▸ TEXT
While I rarely-- very rarely-- have a use for X11 in rootless mode, I wouldn't 
have any desire to run KDE on a system which can run the native OSX GUI.

> This isn't something that a single bug report can take care of.

That's entirely believable, but submitting a Radar to Apple, or filing a bug 
report with the KDE project, is at least a starting point, even if the changed 
required exceed a single bug report.

Something that comes to mind, is that at least some X11 software depends on 
having a case-sensitive filesystem in order to build properly.  If you're 
running into issues involving filename case, trying the build on a UFS 
partition or on the new Journaled/case-sensitive HFS+ option might work better.

If this is an issue which affects KDE, the solution for people building from 
source is probably going to require changes on the part of the KDE project.

[ ... ]
>>> In any case, Tiger won't run on anything that doesen't have firewire
>>> so you can just toss out your older iMacs right there.
>> Apple recommends you run Tiger on G4 or later hardware, but I believe that
>> Tiger will run on G3 hardware if you can get a DVD drive attached.
> 
> Rubbish.  Apple came out with option CD installation of Tiger you could
> send away for, I did and I have it.  A DVD drive is not necessary.  And
> many G3s came with a firewire port and can boot it.  But not all of them
> did and the ones that didn't you cannot boot Tiger on.

▸ RECORD SET
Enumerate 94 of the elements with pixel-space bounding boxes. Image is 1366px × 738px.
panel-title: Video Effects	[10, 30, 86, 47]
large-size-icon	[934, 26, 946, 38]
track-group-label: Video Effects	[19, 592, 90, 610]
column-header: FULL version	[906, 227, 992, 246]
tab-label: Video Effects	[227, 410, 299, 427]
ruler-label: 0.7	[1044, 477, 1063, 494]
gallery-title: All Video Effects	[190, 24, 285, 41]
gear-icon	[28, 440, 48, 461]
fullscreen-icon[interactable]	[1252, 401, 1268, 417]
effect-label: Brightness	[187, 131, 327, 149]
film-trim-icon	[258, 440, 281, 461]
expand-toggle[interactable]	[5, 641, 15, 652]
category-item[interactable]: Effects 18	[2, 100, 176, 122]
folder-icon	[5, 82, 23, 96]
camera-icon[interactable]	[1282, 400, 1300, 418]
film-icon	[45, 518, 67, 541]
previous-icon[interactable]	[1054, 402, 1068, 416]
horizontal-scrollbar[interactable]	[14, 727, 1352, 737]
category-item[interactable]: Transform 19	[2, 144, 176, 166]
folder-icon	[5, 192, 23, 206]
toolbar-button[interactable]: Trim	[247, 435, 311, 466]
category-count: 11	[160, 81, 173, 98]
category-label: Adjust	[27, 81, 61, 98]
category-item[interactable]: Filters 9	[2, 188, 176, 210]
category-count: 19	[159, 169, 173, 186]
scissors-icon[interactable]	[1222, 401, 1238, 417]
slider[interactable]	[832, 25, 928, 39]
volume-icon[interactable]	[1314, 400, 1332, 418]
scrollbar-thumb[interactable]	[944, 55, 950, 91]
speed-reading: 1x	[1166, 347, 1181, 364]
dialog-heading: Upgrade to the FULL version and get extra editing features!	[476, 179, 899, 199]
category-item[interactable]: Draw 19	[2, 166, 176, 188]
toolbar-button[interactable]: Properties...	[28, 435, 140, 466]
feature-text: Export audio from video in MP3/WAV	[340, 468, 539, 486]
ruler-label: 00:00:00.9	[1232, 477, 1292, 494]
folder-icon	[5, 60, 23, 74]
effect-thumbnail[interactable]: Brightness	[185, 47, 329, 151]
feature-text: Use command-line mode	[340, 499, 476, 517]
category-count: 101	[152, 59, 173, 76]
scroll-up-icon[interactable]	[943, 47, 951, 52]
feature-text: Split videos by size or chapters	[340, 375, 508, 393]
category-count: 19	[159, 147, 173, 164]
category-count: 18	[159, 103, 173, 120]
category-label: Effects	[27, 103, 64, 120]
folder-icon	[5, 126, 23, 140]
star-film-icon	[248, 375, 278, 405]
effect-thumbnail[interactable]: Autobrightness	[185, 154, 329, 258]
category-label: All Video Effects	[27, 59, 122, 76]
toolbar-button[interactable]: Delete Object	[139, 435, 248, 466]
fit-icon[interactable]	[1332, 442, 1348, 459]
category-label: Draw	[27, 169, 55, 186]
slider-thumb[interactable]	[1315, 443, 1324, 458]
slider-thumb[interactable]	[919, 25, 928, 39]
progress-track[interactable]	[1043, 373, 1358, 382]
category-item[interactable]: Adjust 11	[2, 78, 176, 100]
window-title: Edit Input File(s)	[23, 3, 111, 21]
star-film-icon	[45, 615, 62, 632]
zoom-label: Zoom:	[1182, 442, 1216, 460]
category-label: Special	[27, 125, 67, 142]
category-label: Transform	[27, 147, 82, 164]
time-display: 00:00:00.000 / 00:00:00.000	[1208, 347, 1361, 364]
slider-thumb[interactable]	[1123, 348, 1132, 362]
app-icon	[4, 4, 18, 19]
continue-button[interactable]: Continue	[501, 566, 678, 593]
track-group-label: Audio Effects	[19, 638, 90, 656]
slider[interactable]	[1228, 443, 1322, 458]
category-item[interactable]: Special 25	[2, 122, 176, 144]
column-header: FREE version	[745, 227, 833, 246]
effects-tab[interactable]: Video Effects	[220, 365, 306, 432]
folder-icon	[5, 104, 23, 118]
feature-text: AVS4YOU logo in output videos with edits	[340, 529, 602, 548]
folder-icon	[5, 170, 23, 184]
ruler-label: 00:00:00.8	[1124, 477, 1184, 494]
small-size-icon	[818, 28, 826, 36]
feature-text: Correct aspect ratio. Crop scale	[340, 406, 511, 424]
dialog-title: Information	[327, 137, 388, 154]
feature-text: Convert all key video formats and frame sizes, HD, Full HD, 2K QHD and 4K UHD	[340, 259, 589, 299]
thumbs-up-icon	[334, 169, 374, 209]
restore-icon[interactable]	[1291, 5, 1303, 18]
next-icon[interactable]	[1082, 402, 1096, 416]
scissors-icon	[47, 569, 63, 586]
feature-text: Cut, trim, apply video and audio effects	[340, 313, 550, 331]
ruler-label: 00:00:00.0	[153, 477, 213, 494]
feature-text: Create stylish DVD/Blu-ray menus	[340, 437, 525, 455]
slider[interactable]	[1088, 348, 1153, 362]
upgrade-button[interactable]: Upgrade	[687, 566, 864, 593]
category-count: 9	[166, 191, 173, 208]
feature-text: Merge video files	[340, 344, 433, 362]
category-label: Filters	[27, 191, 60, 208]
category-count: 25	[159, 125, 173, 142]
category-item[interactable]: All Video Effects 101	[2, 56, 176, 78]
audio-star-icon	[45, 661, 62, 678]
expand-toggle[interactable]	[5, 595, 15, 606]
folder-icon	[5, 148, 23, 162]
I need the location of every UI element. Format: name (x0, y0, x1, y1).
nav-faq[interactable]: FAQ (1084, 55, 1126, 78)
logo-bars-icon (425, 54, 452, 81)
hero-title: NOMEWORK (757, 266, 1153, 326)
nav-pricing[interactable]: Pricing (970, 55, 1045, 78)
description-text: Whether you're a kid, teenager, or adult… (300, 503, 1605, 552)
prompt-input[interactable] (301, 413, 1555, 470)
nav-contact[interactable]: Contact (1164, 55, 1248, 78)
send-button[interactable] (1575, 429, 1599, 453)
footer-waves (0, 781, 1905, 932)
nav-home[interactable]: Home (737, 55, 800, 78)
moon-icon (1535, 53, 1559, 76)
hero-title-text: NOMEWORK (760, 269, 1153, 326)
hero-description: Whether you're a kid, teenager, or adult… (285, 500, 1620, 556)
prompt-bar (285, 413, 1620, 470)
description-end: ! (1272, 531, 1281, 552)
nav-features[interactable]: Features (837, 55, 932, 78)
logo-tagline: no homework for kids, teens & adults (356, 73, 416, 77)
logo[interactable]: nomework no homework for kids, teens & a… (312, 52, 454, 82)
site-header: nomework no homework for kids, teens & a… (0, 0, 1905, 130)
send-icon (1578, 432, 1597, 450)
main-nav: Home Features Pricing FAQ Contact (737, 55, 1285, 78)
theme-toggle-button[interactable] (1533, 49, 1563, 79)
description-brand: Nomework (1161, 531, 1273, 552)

▸ WHAT YOU WILL DO
Carry on the mailing-list exchange about KDE and Mac OS X Tiger from its last line.

▸ RIGHT ANSWER
Be that as it may, it's generally recognized that a vendor should support 
their hardware and software for at least five years; beyond that, providing 
partial support on a "best-efforts" basis is reasonable.

If you go far enough back to the earliest G3's, they're probably lacking the 
minimal video hardware capabilities to run Tiger, or some such...but at least 
some G3's will run Tiger.

>> Given that the G3 machines came out in what-- 1998?-- the situation is 
>> probably more to Apple's credit than to its detriment.  Frankly, if you
>> need to throw out 8-year-old machines in order to run the latest version
>> of the OS, and you've gotten 8 years of decent utilization out of the
>> hardware during that time, you're way ahead of the typical 3-year
>> depreciation cycle for business PCs.
> 
> Oh ho, so where did the much-vaunted "Mac's retain their resale value
> longer than PC's" go that I used to hear spewed so often?

I don't know, and I'm not interested in digging up old arguments.

(I'm not even that interested in new arguments; I'd prefer to figure out the 
facts and leave debating opinions to others.)

[ ...comments about old hardware... ]

Yes, I've got a fair number of Dell PPros or D300-450's which are still 
providing good value, although the IDE hard drives are becoming sketchy this 
far down the road.  The ones with SCSI (typ. 4GB Seagates, or 9-19GB WD or IBM 
UltraStars) have generally held up quite well.

> So much for the so-called "3 year depreciation cycle for business PC's"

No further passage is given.